------ EXTRACTED RECORDS

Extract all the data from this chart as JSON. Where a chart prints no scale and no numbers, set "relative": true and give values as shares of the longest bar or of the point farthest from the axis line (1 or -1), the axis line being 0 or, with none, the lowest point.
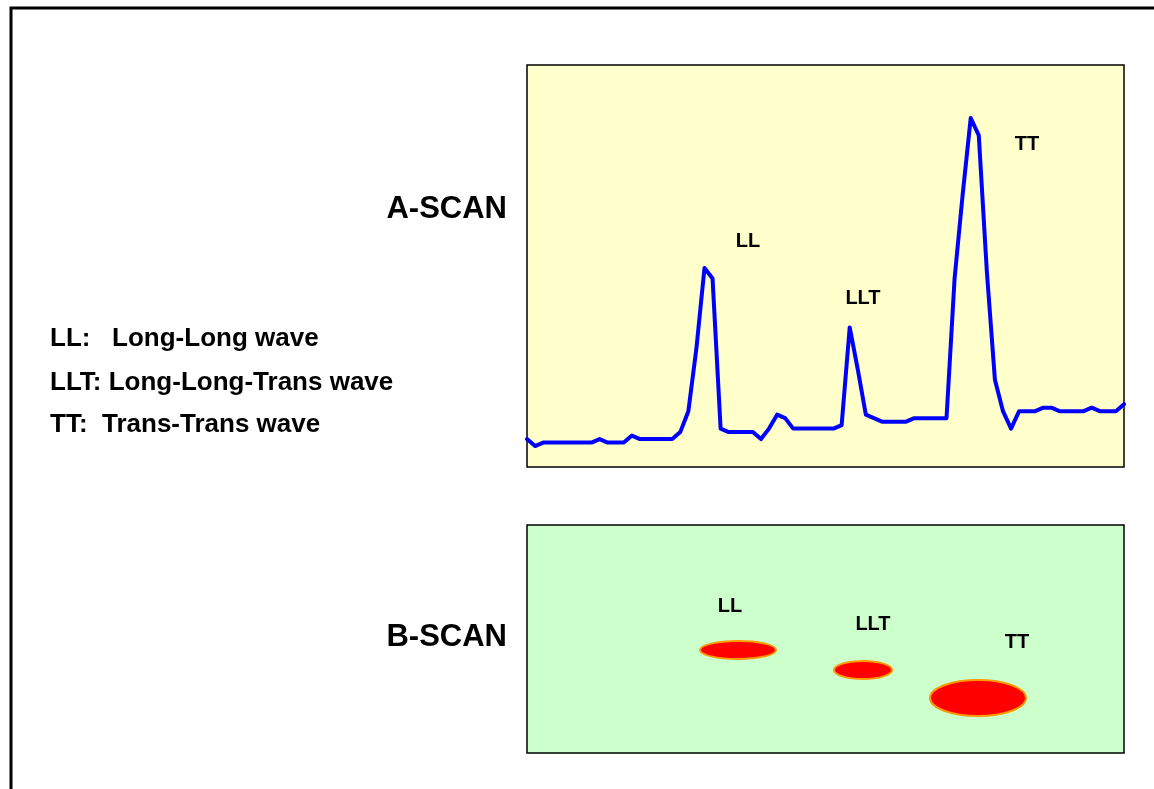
{
  "chart_data": [
    {
      "type": "line",
      "title": "A-SCAN",
      "relative": true,
      "categories": [
        null,
        null,
        null,
        null,
        null,
        null,
        null,
        null,
        null,
        null,
        null,
        null,
        null,
        null,
        null,
        null,
        null,
        null,
        null,
        null,
        null,
        null,
        null,
        null,
        null,
        null,
        null,
        null,
        null,
        null,
        null,
        null,
        null,
        null,
        null,
        null,
        null,
        null,
        null,
        null,
        null,
        null,
        null,
        null,
        null,
        null,
        null,
        null,
        null,
        null,
        null,
        null,
        null,
        null,
        null,
        null,
        null,
        null,
        null,
        null,
        null,
        null,
        null,
        null,
        null,
        null,
        null,
        null,
        null,
        null,
        null,
        null,
        null,
        null,
        null
      ],
      "series": [
        {
          "color": "#0000ff",
          "values": [
            0.08,
            0.06,
            0.07,
            0.07,
            0.07,
            0.07,
            0.07,
            0.07,
            0.07,
            0.08,
            0.07,
            0.07,
            0.07,
            0.09,
            0.08,
            0.08,
            0.08,
            0.08,
            0.08,
            0.1,
            0.16,
            0.34,
            0.57,
            0.54,
            0.11,
            0.1,
            0.1,
            0.1,
            0.1,
            0.08,
            0.11,
            0.15,
            0.14,
            0.11,
            0.11,
            0.11,
            0.11,
            0.11,
            0.11,
            0.12,
            0.4,
            0.28,
            0.15,
            0.14,
            0.13,
            0.13,
            0.13,
            0.13,
            0.14,
            0.14,
            0.14,
            0.14,
            0.14,
            0.54,
            0.78,
            1,
            0.95,
            0.56,
            0.25,
            0.16,
            0.11,
            0.16,
            0.16,
            0.16,
            0.17,
            0.17,
            0.16,
            0.16,
            0.16,
            0.16,
            0.17,
            0.16,
            0.16,
            0.16,
            0.18
          ]
        }
      ],
      "annotations": [
        "LL",
        "LLT",
        "TT",
        "LL:   Long-Long wave",
        "LLT: Long-Long-Trans wave",
        "TT:  Trans-Trans wave"
      ]
    },
    {
      "type": "other",
      "title": "B-SCAN",
      "annotations": [
        "LL",
        "LLT",
        "TT"
      ]
    }
  ]
}
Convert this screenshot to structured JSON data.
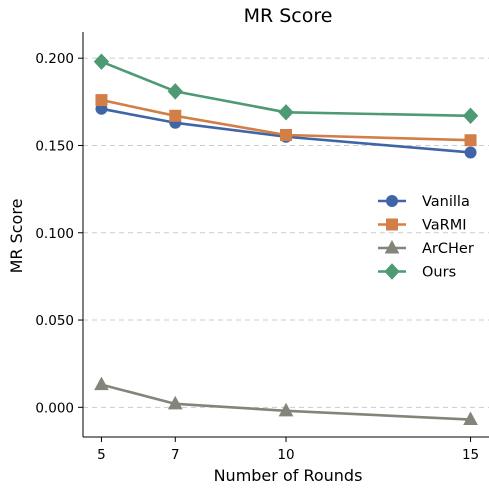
{
  "chart_data": {
    "type": "line",
    "title": "MR Score",
    "xlabel": "Number of Rounds",
    "ylabel": "MR Score",
    "x": [
      5,
      7,
      10,
      15
    ],
    "x_ticks": [
      "5",
      "7",
      "10",
      "15"
    ],
    "xlim": [
      4.5,
      15.5
    ],
    "ylim": [
      -0.017,
      0.215
    ],
    "y_ticks": [
      0.0,
      0.05,
      0.1,
      0.15,
      0.2
    ],
    "y_tick_labels": [
      "0.000",
      "0.050",
      "0.100",
      "0.150",
      "0.200"
    ],
    "grid": "horizontal dashed",
    "legend_position": "right",
    "series": [
      {
        "name": "Vanilla",
        "color": "#4065a6",
        "marker": "circle",
        "values": [
          0.171,
          0.163,
          0.155,
          0.146
        ]
      },
      {
        "name": "VaRMI",
        "color": "#d27f47",
        "marker": "square",
        "values": [
          0.176,
          0.167,
          0.156,
          0.153
        ]
      },
      {
        "name": "ArCHer",
        "color": "#84847b",
        "marker": "triangle",
        "values": [
          0.013,
          0.002,
          -0.002,
          -0.007
        ]
      },
      {
        "name": "Ours",
        "color": "#4d9a74",
        "marker": "diamond",
        "values": [
          0.198,
          0.181,
          0.169,
          0.167
        ]
      }
    ]
  }
}
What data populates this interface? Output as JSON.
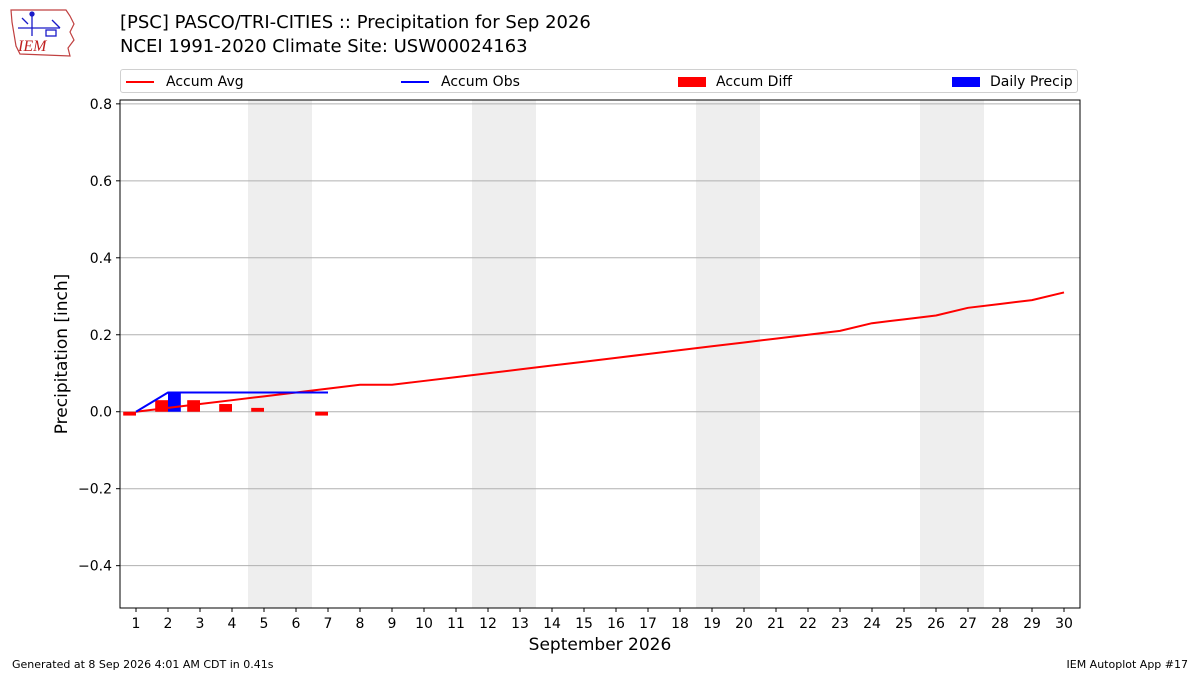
{
  "header": {
    "title_line1": "[PSC] PASCO/TRI-CITIES :: Precipitation for Sep 2026",
    "title_line2": "NCEI 1991-2020 Climate Site: USW00024163"
  },
  "logo": {
    "text": "IEM"
  },
  "footer": {
    "generated": "Generated at 8 Sep 2026 4:01 AM CDT in 0.41s",
    "app": "IEM Autoplot App #17"
  },
  "colors": {
    "accum_avg": "#ff0000",
    "accum_obs": "#0000ff",
    "accum_diff": "#ff0000",
    "daily_precip": "#0000ff",
    "weekend_shade": "#eeeeee",
    "grid": "#b0b0b0"
  },
  "chart_data": {
    "type": "bar",
    "title": "[PSC] PASCO/TRI-CITIES :: Precipitation for Sep 2026",
    "subtitle": "NCEI 1991-2020 Climate Site: USW00024163",
    "xlabel": "September 2026",
    "ylabel": "Precipitation [inch]",
    "xlim": [
      0.5,
      30.5
    ],
    "ylim": [
      -0.51,
      0.81
    ],
    "yticks": [
      -0.4,
      -0.2,
      0.0,
      0.2,
      0.4,
      0.6,
      0.8
    ],
    "ytick_labels": [
      "−0.4",
      "−0.2",
      "0.0",
      "0.2",
      "0.4",
      "0.6",
      "0.8"
    ],
    "xticks": [
      1,
      2,
      3,
      4,
      5,
      6,
      7,
      8,
      9,
      10,
      11,
      12,
      13,
      14,
      15,
      16,
      17,
      18,
      19,
      20,
      21,
      22,
      23,
      24,
      25,
      26,
      27,
      28,
      29,
      30
    ],
    "grid": "horizontal",
    "legend_placement": "top",
    "weekend_spans": [
      [
        5,
        6
      ],
      [
        12,
        13
      ],
      [
        19,
        20
      ],
      [
        26,
        27
      ]
    ],
    "legend": [
      "Accum Avg",
      "Accum Obs",
      "Accum Diff",
      "Daily Precip"
    ],
    "series": [
      {
        "name": "Accum Avg",
        "kind": "line",
        "x": [
          1,
          2,
          3,
          4,
          5,
          6,
          7,
          8,
          9,
          10,
          11,
          12,
          13,
          14,
          15,
          16,
          17,
          18,
          19,
          20,
          21,
          22,
          23,
          24,
          25,
          26,
          27,
          28,
          29,
          30
        ],
        "values": [
          0.0,
          0.01,
          0.02,
          0.03,
          0.04,
          0.05,
          0.06,
          0.07,
          0.07,
          0.08,
          0.09,
          0.1,
          0.11,
          0.12,
          0.13,
          0.14,
          0.15,
          0.16,
          0.17,
          0.18,
          0.19,
          0.2,
          0.21,
          0.23,
          0.24,
          0.25,
          0.27,
          0.28,
          0.29,
          0.31
        ]
      },
      {
        "name": "Accum Obs",
        "kind": "line",
        "x": [
          1,
          2,
          3,
          4,
          5,
          6,
          7
        ],
        "values": [
          0.0,
          0.05,
          0.05,
          0.05,
          0.05,
          0.05,
          0.05
        ]
      },
      {
        "name": "Accum Diff",
        "kind": "bar",
        "x": [
          1,
          2,
          3,
          4,
          5,
          6,
          7
        ],
        "values": [
          -0.01,
          0.03,
          0.03,
          0.02,
          0.01,
          0.0,
          -0.01
        ]
      },
      {
        "name": "Daily Precip",
        "kind": "bar",
        "x": [
          1,
          2,
          3,
          4,
          5,
          6,
          7
        ],
        "values": [
          0.0,
          0.05,
          0.0,
          0.0,
          0.0,
          0.0,
          0.0
        ]
      }
    ]
  }
}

------------

WHAT YOU HAVE TO DO: Count how many lines in the data contain the word "type", giving the number without comment.

EXPECTED OUTPUT: 4